DESCRIPTION OF THE TASK: Return every line below as is, leaving out the pictures.

[Rows from a dataset]
____

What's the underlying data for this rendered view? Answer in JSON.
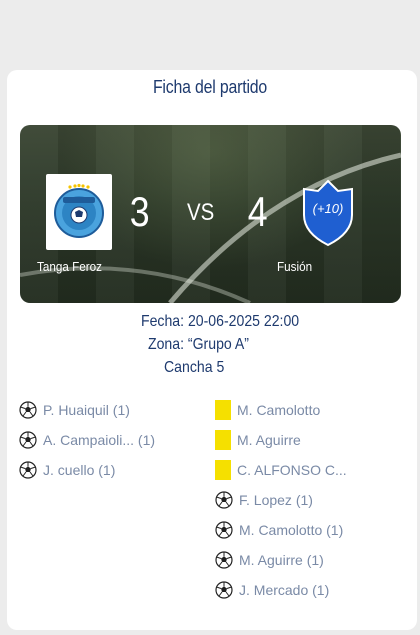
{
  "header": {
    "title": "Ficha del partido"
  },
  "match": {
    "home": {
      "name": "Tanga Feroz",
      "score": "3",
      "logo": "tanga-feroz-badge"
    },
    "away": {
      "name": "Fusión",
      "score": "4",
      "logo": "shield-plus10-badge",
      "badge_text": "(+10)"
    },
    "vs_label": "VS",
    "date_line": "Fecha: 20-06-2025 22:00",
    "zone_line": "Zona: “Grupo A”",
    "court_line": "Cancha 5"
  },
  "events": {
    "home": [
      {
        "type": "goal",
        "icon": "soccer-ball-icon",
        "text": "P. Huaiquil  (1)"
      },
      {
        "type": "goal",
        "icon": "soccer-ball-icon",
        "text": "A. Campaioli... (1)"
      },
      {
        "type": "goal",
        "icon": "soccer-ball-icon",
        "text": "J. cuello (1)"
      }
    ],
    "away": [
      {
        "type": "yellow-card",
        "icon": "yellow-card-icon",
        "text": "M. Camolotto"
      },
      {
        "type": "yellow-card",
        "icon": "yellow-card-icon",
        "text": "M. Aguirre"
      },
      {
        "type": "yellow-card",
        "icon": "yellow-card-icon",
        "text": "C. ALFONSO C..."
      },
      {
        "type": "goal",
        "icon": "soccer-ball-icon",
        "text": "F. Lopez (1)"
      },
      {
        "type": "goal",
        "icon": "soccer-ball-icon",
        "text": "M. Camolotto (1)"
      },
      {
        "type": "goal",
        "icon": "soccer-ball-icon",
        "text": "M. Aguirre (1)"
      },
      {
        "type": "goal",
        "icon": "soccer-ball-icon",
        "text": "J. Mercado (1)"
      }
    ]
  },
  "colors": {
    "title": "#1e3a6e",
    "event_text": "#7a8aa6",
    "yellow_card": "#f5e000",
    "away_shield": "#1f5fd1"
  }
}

____

RIGHT ANSWER:
What's the underlying data for this rendered view? Answer in JSON.
{
  "header": {
    "title": "Ficha del partido"
  },
  "match": {
    "home": {
      "name": "Tanga Feroz",
      "score": "3",
      "logo": "tanga-feroz-badge"
    },
    "away": {
      "name": "Fusión",
      "score": "4",
      "logo": "shield-plus10-badge",
      "badge_text": "(+10)"
    },
    "vs_label": "VS",
    "date_line": "Fecha: 20-06-2025 22:00",
    "zone_line": "Zona: “Grupo A”",
    "court_line": "Cancha 5"
  },
  "events": {
    "home": [
      {
        "type": "goal",
        "icon": "soccer-ball-icon",
        "text": "P. Huaiquil  (1)"
      },
      {
        "type": "goal",
        "icon": "soccer-ball-icon",
        "text": "A. Campaioli... (1)"
      },
      {
        "type": "goal",
        "icon": "soccer-ball-icon",
        "text": "J. cuello (1)"
      }
    ],
    "away": [
      {
        "type": "yellow-card",
        "icon": "yellow-card-icon",
        "text": "M. Camolotto"
      },
      {
        "type": "yellow-card",
        "icon": "yellow-card-icon",
        "text": "M. Aguirre"
      },
      {
        "type": "yellow-card",
        "icon": "yellow-card-icon",
        "text": "C. ALFONSO C..."
      },
      {
        "type": "goal",
        "icon": "soccer-ball-icon",
        "text": "F. Lopez (1)"
      },
      {
        "type": "goal",
        "icon": "soccer-ball-icon",
        "text": "M. Camolotto (1)"
      },
      {
        "type": "goal",
        "icon": "soccer-ball-icon",
        "text": "M. Aguirre (1)"
      },
      {
        "type": "goal",
        "icon": "soccer-ball-icon",
        "text": "J. Mercado (1)"
      }
    ]
  },
  "colors": {
    "title": "#1e3a6e",
    "event_text": "#7a8aa6",
    "yellow_card": "#f5e000",
    "away_shield": "#1f5fd1"
  }
}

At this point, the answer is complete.